* _Figure collection entries_
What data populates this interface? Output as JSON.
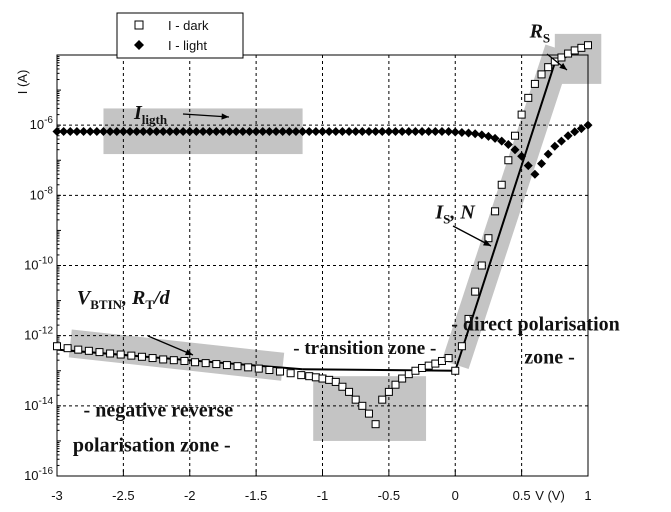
{
  "chart_data": {
    "type": "scatter",
    "xlabel": "V (V)",
    "ylabel": "I (A)",
    "y_scale": "log",
    "xlim": [
      -3,
      1
    ],
    "ylim": [
      1e-16,
      0.0001
    ],
    "grid": true,
    "legend_position": "top-left",
    "x_ticks": [
      "-3",
      "-2.5",
      "-2",
      "-1.5",
      "-1",
      "-0.5",
      "0",
      "0.5",
      "1"
    ],
    "y_ticks": [
      {
        "base": "10",
        "exp": "-6",
        "value": 1e-06
      },
      {
        "base": "10",
        "exp": "-8",
        "value": 1e-08
      },
      {
        "base": "10",
        "exp": "-10",
        "value": 1e-10
      },
      {
        "base": "10",
        "exp": "-12",
        "value": 1e-12
      },
      {
        "base": "10",
        "exp": "-14",
        "value": 1e-14
      },
      {
        "base": "10",
        "exp": "-16",
        "value": 1e-16
      }
    ],
    "series": [
      {
        "name": "I - dark",
        "marker": "open-square",
        "x": [
          -3.0,
          -2.92,
          -2.84,
          -2.76,
          -2.68,
          -2.6,
          -2.52,
          -2.44,
          -2.36,
          -2.28,
          -2.2,
          -2.12,
          -2.04,
          -1.96,
          -1.88,
          -1.8,
          -1.72,
          -1.64,
          -1.56,
          -1.48,
          -1.4,
          -1.32,
          -1.24,
          -1.16,
          -1.1,
          -1.05,
          -1.0,
          -0.95,
          -0.9,
          -0.85,
          -0.8,
          -0.75,
          -0.7,
          -0.65,
          -0.6,
          -0.55,
          -0.5,
          -0.45,
          -0.4,
          -0.35,
          -0.3,
          -0.25,
          -0.2,
          -0.15,
          -0.1,
          -0.05,
          0.0,
          0.05,
          0.1,
          0.15,
          0.2,
          0.25,
          0.3,
          0.35,
          0.4,
          0.45,
          0.5,
          0.55,
          0.6,
          0.65,
          0.7,
          0.75,
          0.8,
          0.85,
          0.9,
          0.95,
          1.0
        ],
        "y": [
          5e-13,
          4.4e-13,
          4e-13,
          3.7e-13,
          3.4e-13,
          3.1e-13,
          2.9e-13,
          2.7e-13,
          2.5e-13,
          2.3e-13,
          2.1e-13,
          2e-13,
          1.9e-13,
          1.75e-13,
          1.65e-13,
          1.55e-13,
          1.45e-13,
          1.35e-13,
          1.25e-13,
          1.15e-13,
          1.05e-13,
          9.5e-14,
          8.5e-14,
          7.5e-14,
          7e-14,
          6.5e-14,
          6e-14,
          5.5e-14,
          4.8e-14,
          3.5e-14,
          2.5e-14,
          1.5e-14,
          1e-14,
          6e-15,
          3e-15,
          1.5e-14,
          2.5e-14,
          4e-14,
          6e-14,
          8e-14,
          1e-13,
          1.2e-13,
          1.4e-13,
          1.6e-13,
          1.9e-13,
          2.3e-13,
          1e-13,
          5e-13,
          3e-12,
          1.8e-11,
          1e-10,
          6e-10,
          3.5e-09,
          2e-08,
          1e-07,
          5e-07,
          2e-06,
          6e-06,
          1.5e-05,
          2.8e-05,
          4.5e-05,
          6.5e-05,
          8.5e-05,
          0.00011,
          0.000135,
          0.00016,
          0.00019
        ]
      },
      {
        "name": "I - light",
        "marker": "filled-diamond",
        "x": [
          -3.0,
          -2.95,
          -2.9,
          -2.85,
          -2.8,
          -2.75,
          -2.7,
          -2.65,
          -2.6,
          -2.55,
          -2.5,
          -2.45,
          -2.4,
          -2.35,
          -2.3,
          -2.25,
          -2.2,
          -2.15,
          -2.1,
          -2.05,
          -2.0,
          -1.95,
          -1.9,
          -1.85,
          -1.8,
          -1.75,
          -1.7,
          -1.65,
          -1.6,
          -1.55,
          -1.5,
          -1.45,
          -1.4,
          -1.35,
          -1.3,
          -1.25,
          -1.2,
          -1.15,
          -1.1,
          -1.05,
          -1.0,
          -0.95,
          -0.9,
          -0.85,
          -0.8,
          -0.75,
          -0.7,
          -0.65,
          -0.6,
          -0.55,
          -0.5,
          -0.45,
          -0.4,
          -0.35,
          -0.3,
          -0.25,
          -0.2,
          -0.15,
          -0.1,
          -0.05,
          0.0,
          0.05,
          0.1,
          0.15,
          0.2,
          0.25,
          0.3,
          0.35,
          0.4,
          0.45,
          0.5,
          0.55,
          0.6,
          0.65,
          0.7,
          0.75,
          0.8,
          0.85,
          0.9,
          0.95,
          1.0
        ],
        "y": [
          6.6e-07,
          6.6e-07,
          6.6e-07,
          6.6e-07,
          6.6e-07,
          6.6e-07,
          6.6e-07,
          6.6e-07,
          6.6e-07,
          6.6e-07,
          6.6e-07,
          6.6e-07,
          6.6e-07,
          6.6e-07,
          6.6e-07,
          6.6e-07,
          6.6e-07,
          6.6e-07,
          6.6e-07,
          6.6e-07,
          6.6e-07,
          6.6e-07,
          6.6e-07,
          6.6e-07,
          6.6e-07,
          6.6e-07,
          6.6e-07,
          6.6e-07,
          6.6e-07,
          6.6e-07,
          6.6e-07,
          6.6e-07,
          6.6e-07,
          6.6e-07,
          6.6e-07,
          6.6e-07,
          6.6e-07,
          6.6e-07,
          6.6e-07,
          6.6e-07,
          6.6e-07,
          6.6e-07,
          6.6e-07,
          6.6e-07,
          6.6e-07,
          6.6e-07,
          6.6e-07,
          6.6e-07,
          6.6e-07,
          6.6e-07,
          6.6e-07,
          6.6e-07,
          6.6e-07,
          6.6e-07,
          6.6e-07,
          6.6e-07,
          6.6e-07,
          6.6e-07,
          6.6e-07,
          6.6e-07,
          6.4e-07,
          6.2e-07,
          6e-07,
          5.7e-07,
          5.3e-07,
          4.8e-07,
          4.2e-07,
          3.5e-07,
          2.8e-07,
          2e-07,
          1.3e-07,
          7e-08,
          4e-08,
          8e-08,
          1.5e-07,
          2.5e-07,
          3.5e-07,
          5e-07,
          6.5e-07,
          8e-07,
          1e-06
        ]
      }
    ],
    "fit_lines": [
      {
        "x": [
          -3.0,
          -1.15
        ],
        "y": [
          4e-13,
          1.1e-13
        ]
      },
      {
        "x": [
          -1.15,
          0.0
        ],
        "y": [
          1.1e-13,
          1e-13
        ]
      },
      {
        "x": [
          0.0,
          0.75
        ],
        "y": [
          1e-13,
          6e-05
        ]
      },
      {
        "x": [
          0.75,
          1.0
        ],
        "y": [
          6e-05,
          0.00019
        ]
      }
    ],
    "regions": [
      {
        "x0": -2.65,
        "x1": -1.15,
        "y0": 1.5e-07,
        "y1": 3e-06
      },
      {
        "x0": -1.07,
        "x1": -0.22,
        "y0": 1e-15,
        "y1": 7e-14
      },
      {
        "x0": 0.75,
        "x1": 1.1,
        "y0": 1.5e-05,
        "y1": 0.0004
      }
    ],
    "bands": [
      {
        "x0": -2.9,
        "y0": 6e-13,
        "x1": -1.3,
        "y1": 1.3e-13,
        "width": 0.8
      },
      {
        "x0": 0.0,
        "y0": 1.5e-13,
        "x1": 0.78,
        "y1": 0.00015,
        "width": 0.8
      }
    ],
    "annotations": [
      {
        "main": "I",
        "sub": "ligth",
        "x": -2.42,
        "y": 1.5e-06
      },
      {
        "main": "I",
        "sub": "S",
        "rest": ", N",
        "x": -0.15,
        "y": 2.2e-09
      },
      {
        "main": "V",
        "sub": "BTIN",
        "rest": ", R",
        "sub2": "T",
        "rest2": "/d",
        "x": -2.85,
        "y": 8e-12
      },
      {
        "main": "R",
        "sub": "S",
        "x": 0.56,
        "y": 0.00032
      }
    ],
    "zone_labels": [
      {
        "text": "- direct polarisation",
        "x": -0.03,
        "y": 1.4e-12,
        "size": 20
      },
      {
        "text": "zone -",
        "x": 0.52,
        "y": 1.6e-13,
        "size": 20
      },
      {
        "text": "- transition zone -",
        "x": -1.22,
        "y": 3e-13,
        "size": 19
      },
      {
        "text": "- negative reverse",
        "x": -2.8,
        "y": 5e-15,
        "size": 20
      },
      {
        "text": "polarisation zone -",
        "x": -2.88,
        "y": 5e-16,
        "size": 20
      }
    ]
  }
}
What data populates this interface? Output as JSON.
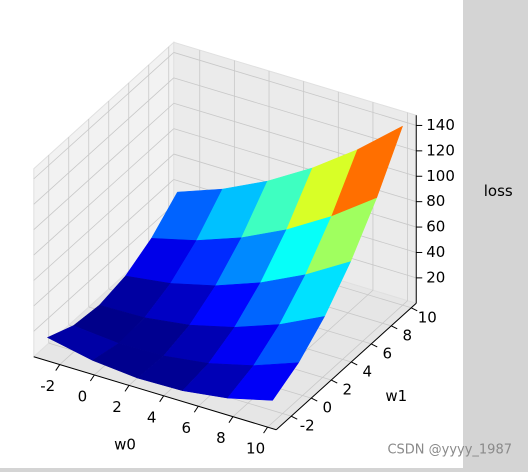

* _Objective_
List every line above that contains the word "text".

* _Solution for this problem_
        "text": "- direct polarisation",
        "text": "zone -",
        "text": "- transition zone -",
        "text": "- negative reverse",
        "text": "polarisation zone -",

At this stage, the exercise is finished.